Written problem: Reproduce every one of the records below word for word, changing nothing in any line.

Stored records:
%%
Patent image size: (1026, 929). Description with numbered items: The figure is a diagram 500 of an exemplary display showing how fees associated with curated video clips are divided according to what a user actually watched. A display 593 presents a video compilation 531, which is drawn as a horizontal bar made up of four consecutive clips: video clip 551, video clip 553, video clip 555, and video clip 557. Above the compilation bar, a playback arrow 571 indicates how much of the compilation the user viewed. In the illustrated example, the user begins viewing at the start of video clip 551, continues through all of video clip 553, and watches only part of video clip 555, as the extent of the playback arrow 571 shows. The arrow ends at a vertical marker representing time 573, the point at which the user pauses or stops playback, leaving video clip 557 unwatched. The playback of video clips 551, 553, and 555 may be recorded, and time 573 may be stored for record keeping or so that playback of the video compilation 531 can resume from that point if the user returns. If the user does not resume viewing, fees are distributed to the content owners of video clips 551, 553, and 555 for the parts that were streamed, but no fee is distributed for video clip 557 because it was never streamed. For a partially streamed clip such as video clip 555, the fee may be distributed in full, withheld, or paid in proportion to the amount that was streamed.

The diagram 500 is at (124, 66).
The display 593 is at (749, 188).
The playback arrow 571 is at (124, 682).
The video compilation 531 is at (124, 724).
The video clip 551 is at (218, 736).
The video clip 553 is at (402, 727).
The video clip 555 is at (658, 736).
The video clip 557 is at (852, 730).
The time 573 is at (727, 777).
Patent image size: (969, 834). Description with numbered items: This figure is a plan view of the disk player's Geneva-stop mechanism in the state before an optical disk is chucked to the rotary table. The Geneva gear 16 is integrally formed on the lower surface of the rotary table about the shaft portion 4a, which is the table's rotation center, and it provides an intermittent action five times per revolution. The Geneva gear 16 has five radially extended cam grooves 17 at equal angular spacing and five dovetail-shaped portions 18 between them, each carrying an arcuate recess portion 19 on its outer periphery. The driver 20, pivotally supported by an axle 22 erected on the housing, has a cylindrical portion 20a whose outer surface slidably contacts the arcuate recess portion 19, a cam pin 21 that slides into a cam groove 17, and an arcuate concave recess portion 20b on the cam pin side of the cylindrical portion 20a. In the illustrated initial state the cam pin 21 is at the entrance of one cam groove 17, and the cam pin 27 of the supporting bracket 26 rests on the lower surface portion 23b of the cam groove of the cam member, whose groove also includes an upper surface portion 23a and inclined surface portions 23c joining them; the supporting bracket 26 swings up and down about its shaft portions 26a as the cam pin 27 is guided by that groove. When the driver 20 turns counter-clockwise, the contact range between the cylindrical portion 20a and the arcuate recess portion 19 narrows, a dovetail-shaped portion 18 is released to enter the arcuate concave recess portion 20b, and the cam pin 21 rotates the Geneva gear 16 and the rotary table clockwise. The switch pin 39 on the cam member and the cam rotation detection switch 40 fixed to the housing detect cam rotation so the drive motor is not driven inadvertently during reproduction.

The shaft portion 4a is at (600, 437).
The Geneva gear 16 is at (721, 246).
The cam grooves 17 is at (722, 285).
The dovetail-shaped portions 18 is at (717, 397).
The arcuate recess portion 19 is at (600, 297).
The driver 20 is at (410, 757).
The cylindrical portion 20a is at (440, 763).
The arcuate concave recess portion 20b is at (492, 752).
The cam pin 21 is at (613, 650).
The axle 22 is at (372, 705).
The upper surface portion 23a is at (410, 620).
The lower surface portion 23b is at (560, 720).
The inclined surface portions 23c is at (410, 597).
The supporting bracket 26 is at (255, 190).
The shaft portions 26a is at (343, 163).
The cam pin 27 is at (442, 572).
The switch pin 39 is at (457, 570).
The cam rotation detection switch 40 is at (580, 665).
%%
Answer to the exercise:
Patent image size: (1026, 929). Description with numbered items: The figure is a diagram 500 of an exemplary display showing how fees associated with curated video clips are divided according to what a user actually watched. A display 593 presents a video compilation 531, which is drawn as a horizontal bar made up of four consecutive clips: video clip 551, video clip 553, video clip 555, and video clip 557. Above the compilation bar, a playback arrow 571 indicates how much of the compilation the user viewed. In the illustrated example, the user begins viewing at the start of video clip 551, continues through all of video clip 553, and watches only part of video clip 555, as the extent of the playback arrow 571 shows. The arrow ends at a vertical marker representing time 573, the point at which the user pauses or stops playback, leaving video clip 557 unwatched. The playback of video clips 551, 553, and 555 may be recorded, and time 573 may be stored for record keeping or so that playback of the video compilation 531 can resume from that point if the user returns. If the user does not resume viewing, fees are distributed to the content owners of video clips 551, 553, and 555 for the parts that were streamed, but no fee is distributed for video clip 557 because it was never streamed. For a partially streamed clip such as video clip 555, the fee may be distributed in full, withheld, or paid in proportion to the amount that was streamed.

The diagram 500 is at (124, 66).
The display 593 is at (749, 188).
The playback arrow 571 is at (124, 682).
The video compilation 531 is at (124, 724).
The video clip 551 is at (218, 736).
The video clip 553 is at (402, 727).
The video clip 555 is at (658, 736).
The video clip 557 is at (852, 730).
The time 573 is at (727, 777).
Patent image size: (969, 834). Description with numbered items: This figure is a plan view of the disk player's Geneva-stop mechanism in the state before an optical disk is chucked to the rotary table. The Geneva gear 16 is integrally formed on the lower surface of the rotary table about the shaft portion 4a, which is the table's rotation center, and it provides an intermittent action five times per revolution. The Geneva gear 16 has five radially extended cam grooves 17 at equal angular spacing and five dovetail-shaped portions 18 between them, each carrying an arcuate recess portion 19 on its outer periphery. The driver 20, pivotally supported by an axle 22 erected on the housing, has a cylindrical portion 20a whose outer surface slidably contacts the arcuate recess portion 19, a cam pin 21 that slides into a cam groove 17, and an arcuate concave recess portion 20b on the cam pin side of the cylindrical portion 20a. In the illustrated initial state the cam pin 21 is at the entrance of one cam groove 17, and the cam pin 27 of the supporting bracket 26 rests on the lower surface portion 23b of the cam groove of the cam member, whose groove also includes an upper surface portion 23a and inclined surface portions 23c joining them; the supporting bracket 26 swings up and down about its shaft portions 26a as the cam pin 27 is guided by that groove. When the driver 20 turns counter-clockwise, the contact range between the cylindrical portion 20a and the arcuate recess portion 19 narrows, a dovetail-shaped portion 18 is released to enter the arcuate concave recess portion 20b, and the cam pin 21 rotates the Geneva gear 16 and the rotary table clockwise. The switch pin 39 on the cam member and the cam rotation detection switch 40 fixed to the housing detect cam rotation so the drive motor is not driven inadvertently during reproduction.

The shaft portion 4a is at (600, 437).
The Geneva gear 16 is at (721, 246).
The cam grooves 17 is at (722, 285).
The dovetail-shaped portions 18 is at (717, 397).
The arcuate recess portion 19 is at (600, 297).
The driver 20 is at (410, 757).
The cylindrical portion 20a is at (440, 763).
The arcuate concave recess portion 20b is at (492, 752).
The cam pin 21 is at (613, 650).
The axle 22 is at (372, 705).
The upper surface portion 23a is at (410, 620).
The lower surface portion 23b is at (560, 720).
The inclined surface portions 23c is at (410, 597).
The supporting bracket 26 is at (255, 190).
The shaft portions 26a is at (343, 163).
The cam pin 27 is at (442, 572).
The switch pin 39 is at (457, 570).
The cam rotation detection switch 40 is at (580, 665).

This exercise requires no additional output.